Task to complete
Where does the string "ylabel" appear? Copy every line of the entries below that holds it.

Dataset records:
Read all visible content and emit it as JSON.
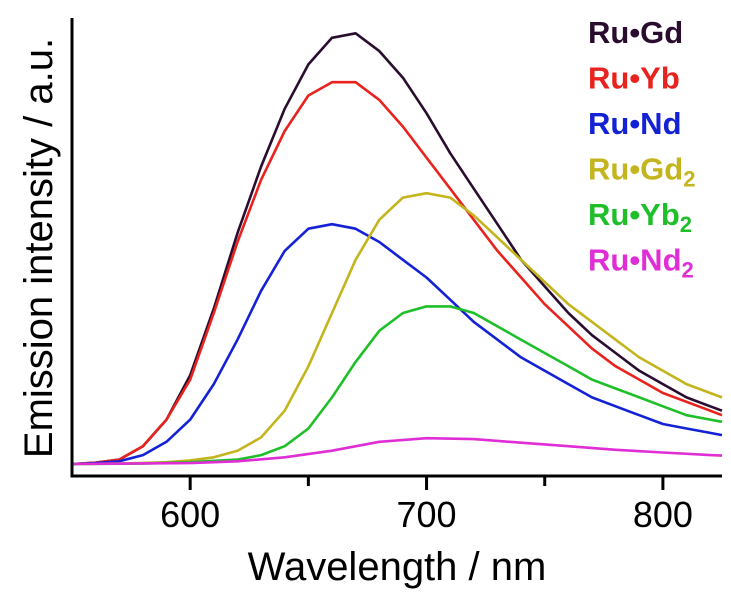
{
  "chart_data": {
    "type": "line",
    "xlabel": "Wavelength / nm",
    "ylabel": "Emission intensity / a.u.",
    "xlim": [
      550,
      825
    ],
    "ylim": [
      0,
      1.0
    ],
    "x_ticks": [
      600,
      700,
      800
    ],
    "x_tick_labels": [
      "600",
      "700",
      "800"
    ],
    "minor_x_ticks": [
      650,
      750
    ],
    "y_ticks_shown": false,
    "grid": false,
    "legend_position": "top-right",
    "series": [
      {
        "name": "Ru•Gd",
        "label_main": "Ru•Gd",
        "label_sub": "",
        "color": "#2a0d2e",
        "points": [
          [
            550,
            0.0
          ],
          [
            560,
            0.003
          ],
          [
            570,
            0.01
          ],
          [
            580,
            0.04
          ],
          [
            590,
            0.1
          ],
          [
            600,
            0.2
          ],
          [
            610,
            0.35
          ],
          [
            620,
            0.52
          ],
          [
            630,
            0.67
          ],
          [
            640,
            0.8
          ],
          [
            650,
            0.9
          ],
          [
            660,
            0.96
          ],
          [
            670,
            0.97
          ],
          [
            680,
            0.93
          ],
          [
            690,
            0.87
          ],
          [
            700,
            0.79
          ],
          [
            710,
            0.7
          ],
          [
            720,
            0.62
          ],
          [
            730,
            0.54
          ],
          [
            740,
            0.46
          ],
          [
            750,
            0.4
          ],
          [
            760,
            0.34
          ],
          [
            770,
            0.29
          ],
          [
            780,
            0.25
          ],
          [
            790,
            0.21
          ],
          [
            800,
            0.18
          ],
          [
            810,
            0.15
          ],
          [
            820,
            0.13
          ],
          [
            825,
            0.12
          ]
        ]
      },
      {
        "name": "Ru•Yb",
        "label_main": "Ru•Yb",
        "label_sub": "",
        "color": "#e8231e",
        "points": [
          [
            550,
            0.0
          ],
          [
            560,
            0.003
          ],
          [
            570,
            0.01
          ],
          [
            580,
            0.04
          ],
          [
            590,
            0.1
          ],
          [
            600,
            0.19
          ],
          [
            610,
            0.34
          ],
          [
            620,
            0.5
          ],
          [
            630,
            0.64
          ],
          [
            640,
            0.75
          ],
          [
            650,
            0.83
          ],
          [
            660,
            0.86
          ],
          [
            670,
            0.86
          ],
          [
            680,
            0.82
          ],
          [
            690,
            0.76
          ],
          [
            700,
            0.69
          ],
          [
            710,
            0.62
          ],
          [
            720,
            0.55
          ],
          [
            730,
            0.48
          ],
          [
            740,
            0.42
          ],
          [
            750,
            0.36
          ],
          [
            760,
            0.31
          ],
          [
            770,
            0.26
          ],
          [
            780,
            0.22
          ],
          [
            790,
            0.19
          ],
          [
            800,
            0.16
          ],
          [
            810,
            0.14
          ],
          [
            820,
            0.12
          ],
          [
            825,
            0.11
          ]
        ]
      },
      {
        "name": "Ru•Nd",
        "label_main": "Ru•Nd",
        "label_sub": "",
        "color": "#1422d6",
        "points": [
          [
            550,
            0.0
          ],
          [
            560,
            0.002
          ],
          [
            570,
            0.006
          ],
          [
            580,
            0.02
          ],
          [
            590,
            0.05
          ],
          [
            600,
            0.1
          ],
          [
            610,
            0.18
          ],
          [
            620,
            0.28
          ],
          [
            630,
            0.39
          ],
          [
            640,
            0.48
          ],
          [
            650,
            0.53
          ],
          [
            660,
            0.54
          ],
          [
            670,
            0.53
          ],
          [
            680,
            0.5
          ],
          [
            690,
            0.46
          ],
          [
            700,
            0.42
          ],
          [
            710,
            0.37
          ],
          [
            720,
            0.32
          ],
          [
            730,
            0.28
          ],
          [
            740,
            0.24
          ],
          [
            750,
            0.21
          ],
          [
            760,
            0.18
          ],
          [
            770,
            0.15
          ],
          [
            780,
            0.13
          ],
          [
            790,
            0.11
          ],
          [
            800,
            0.09
          ],
          [
            810,
            0.08
          ],
          [
            820,
            0.07
          ],
          [
            825,
            0.065
          ]
        ]
      },
      {
        "name": "Ru•Gd2",
        "label_main": "Ru•Gd",
        "label_sub": "2",
        "color": "#c4b41e",
        "points": [
          [
            550,
            0.0
          ],
          [
            570,
            0.001
          ],
          [
            590,
            0.004
          ],
          [
            600,
            0.008
          ],
          [
            610,
            0.015
          ],
          [
            620,
            0.03
          ],
          [
            630,
            0.06
          ],
          [
            640,
            0.12
          ],
          [
            650,
            0.22
          ],
          [
            660,
            0.34
          ],
          [
            670,
            0.46
          ],
          [
            680,
            0.55
          ],
          [
            690,
            0.6
          ],
          [
            700,
            0.61
          ],
          [
            710,
            0.6
          ],
          [
            720,
            0.56
          ],
          [
            730,
            0.51
          ],
          [
            740,
            0.46
          ],
          [
            750,
            0.41
          ],
          [
            760,
            0.36
          ],
          [
            770,
            0.32
          ],
          [
            780,
            0.28
          ],
          [
            790,
            0.24
          ],
          [
            800,
            0.21
          ],
          [
            810,
            0.18
          ],
          [
            820,
            0.16
          ],
          [
            825,
            0.15
          ]
        ]
      },
      {
        "name": "Ru•Yb2",
        "label_main": "Ru•Yb",
        "label_sub": "2",
        "color": "#1fbf2a",
        "points": [
          [
            550,
            0.0
          ],
          [
            580,
            0.001
          ],
          [
            600,
            0.004
          ],
          [
            620,
            0.01
          ],
          [
            630,
            0.02
          ],
          [
            640,
            0.04
          ],
          [
            650,
            0.08
          ],
          [
            660,
            0.15
          ],
          [
            670,
            0.23
          ],
          [
            680,
            0.3
          ],
          [
            690,
            0.34
          ],
          [
            700,
            0.355
          ],
          [
            710,
            0.355
          ],
          [
            720,
            0.34
          ],
          [
            730,
            0.31
          ],
          [
            740,
            0.28
          ],
          [
            750,
            0.25
          ],
          [
            760,
            0.22
          ],
          [
            770,
            0.19
          ],
          [
            780,
            0.17
          ],
          [
            790,
            0.15
          ],
          [
            800,
            0.13
          ],
          [
            810,
            0.11
          ],
          [
            820,
            0.1
          ],
          [
            825,
            0.095
          ]
        ]
      },
      {
        "name": "Ru•Nd2",
        "label_main": "Ru•Nd",
        "label_sub": "2",
        "color": "#e02ed6",
        "points": [
          [
            550,
            0.0
          ],
          [
            600,
            0.002
          ],
          [
            620,
            0.006
          ],
          [
            640,
            0.015
          ],
          [
            660,
            0.03
          ],
          [
            680,
            0.05
          ],
          [
            700,
            0.058
          ],
          [
            720,
            0.056
          ],
          [
            740,
            0.048
          ],
          [
            760,
            0.04
          ],
          [
            780,
            0.032
          ],
          [
            800,
            0.026
          ],
          [
            820,
            0.02
          ],
          [
            825,
            0.019
          ]
        ]
      }
    ]
  }
}
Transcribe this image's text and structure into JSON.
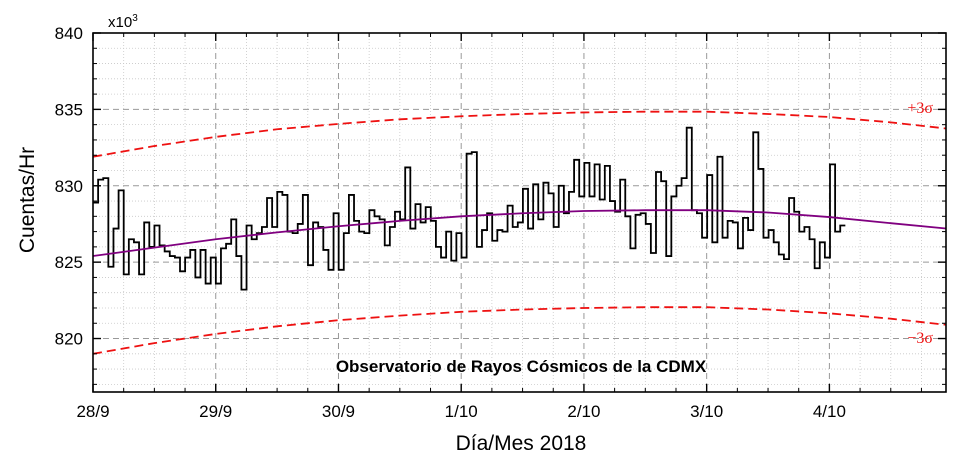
{
  "chart_data": {
    "type": "line",
    "xlabel": "Día/Mes 2018",
    "ylabel": "Cuentas/Hr",
    "y_multiplier_label": "x10",
    "y_multiplier_exp": "3",
    "annotation": "Observatorio de Rayos Cósmicos de la CDMX",
    "x_unit": "days since 28/9 2018 00:00",
    "xlim": [
      0,
      6.95
    ],
    "ylim": [
      816.5,
      840
    ],
    "x_ticks": [
      0,
      1,
      2,
      3,
      4,
      5,
      6
    ],
    "x_tick_labels": [
      "28/9",
      "29/9",
      "30/9",
      "1/10",
      "2/10",
      "3/10",
      "4/10"
    ],
    "y_ticks": [
      820,
      825,
      830,
      835,
      840
    ],
    "y_tick_labels": [
      "820",
      "825",
      "830",
      "835",
      "840"
    ],
    "grid": true,
    "colors": {
      "counts": "#000000",
      "fit": "#800080",
      "sigma": "#ee1111",
      "grid": "#999999"
    },
    "sigma_labels": {
      "upper": "+3σ",
      "lower": "−3σ"
    },
    "step_width": 0.0417,
    "series": [
      {
        "style": "step",
        "values": [
          828.9,
          830.4,
          830.5,
          824.7,
          827.2,
          829.7,
          824.2,
          826.5,
          826.3,
          824.2,
          827.6,
          826.0,
          827.4,
          826.1,
          825.7,
          825.4,
          825.3,
          824.4,
          825.3,
          825.8,
          824.0,
          825.8,
          823.6,
          825.3,
          823.6,
          825.9,
          826.2,
          827.8,
          825.4,
          823.2,
          827.4,
          826.5,
          826.9,
          827.3,
          829.2,
          827.3,
          829.6,
          829.4,
          827.0,
          826.9,
          827.5,
          829.4,
          824.8,
          827.6,
          827.3,
          825.8,
          824.5,
          828.2,
          824.5,
          826.9,
          829.4,
          827.7,
          827.0,
          826.9,
          828.4,
          828.0,
          827.8,
          826.1,
          827.3,
          828.3,
          827.8,
          831.2,
          827.2,
          828.8,
          827.6,
          828.6,
          827.7,
          826.0,
          825.3,
          827.0,
          825.1,
          826.9,
          825.3,
          832.1,
          832.2,
          826.0,
          827.1,
          828.2,
          826.4,
          827.1,
          827.0,
          828.7,
          827.3,
          827.6,
          829.8,
          827.2,
          830.1,
          827.8,
          830.2,
          829.5,
          827.3,
          830.0,
          828.2,
          829.6,
          831.7,
          829.3,
          831.5,
          829.3,
          831.4,
          829.1,
          831.3,
          829.0,
          828.3,
          830.4,
          828.0,
          825.9,
          828.1,
          828.2,
          827.5,
          825.6,
          830.9,
          830.3,
          825.4,
          829.3,
          830.0,
          830.5,
          833.8,
          828.4,
          828.2,
          826.6,
          830.7,
          826.3,
          831.9,
          826.6,
          827.7,
          827.6,
          825.9,
          827.9,
          827.1,
          833.5,
          831.1,
          826.6,
          827.1,
          826.3,
          825.5,
          825.2,
          829.2,
          828.3,
          827.0,
          827.3,
          826.5,
          824.6,
          826.3,
          825.3,
          831.4,
          827.0,
          827.4
        ]
      },
      {
        "style": "fit",
        "x": [
          0,
          0.5,
          1,
          1.5,
          2,
          2.5,
          3,
          3.5,
          4,
          4.5,
          5,
          5.5,
          6,
          6.5,
          6.95
        ],
        "values": [
          825.4,
          825.95,
          826.5,
          826.95,
          827.35,
          827.7,
          828.0,
          828.2,
          828.35,
          828.4,
          828.4,
          828.25,
          827.95,
          827.55,
          827.2
        ]
      },
      {
        "style": "sigma",
        "x": [
          0,
          0.5,
          1,
          1.5,
          2,
          2.5,
          3,
          3.5,
          4,
          4.5,
          5,
          5.5,
          6,
          6.5,
          6.95
        ],
        "values": [
          831.9,
          832.6,
          833.2,
          833.7,
          834.05,
          834.35,
          834.55,
          834.7,
          834.8,
          834.85,
          834.85,
          834.7,
          834.5,
          834.15,
          833.75
        ]
      },
      {
        "style": "sigma",
        "x": [
          0,
          0.5,
          1,
          1.5,
          2,
          2.5,
          3,
          3.5,
          4,
          4.5,
          5,
          5.5,
          6,
          6.5,
          6.95
        ],
        "values": [
          819.0,
          819.7,
          820.3,
          820.8,
          821.2,
          821.5,
          821.75,
          821.9,
          822.0,
          822.05,
          822.05,
          821.9,
          821.65,
          821.3,
          820.9
        ]
      }
    ]
  }
}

Task response
    "ylabel": "Emission intensity / a.u.",
    "ylabel": "Cuentas/Hr",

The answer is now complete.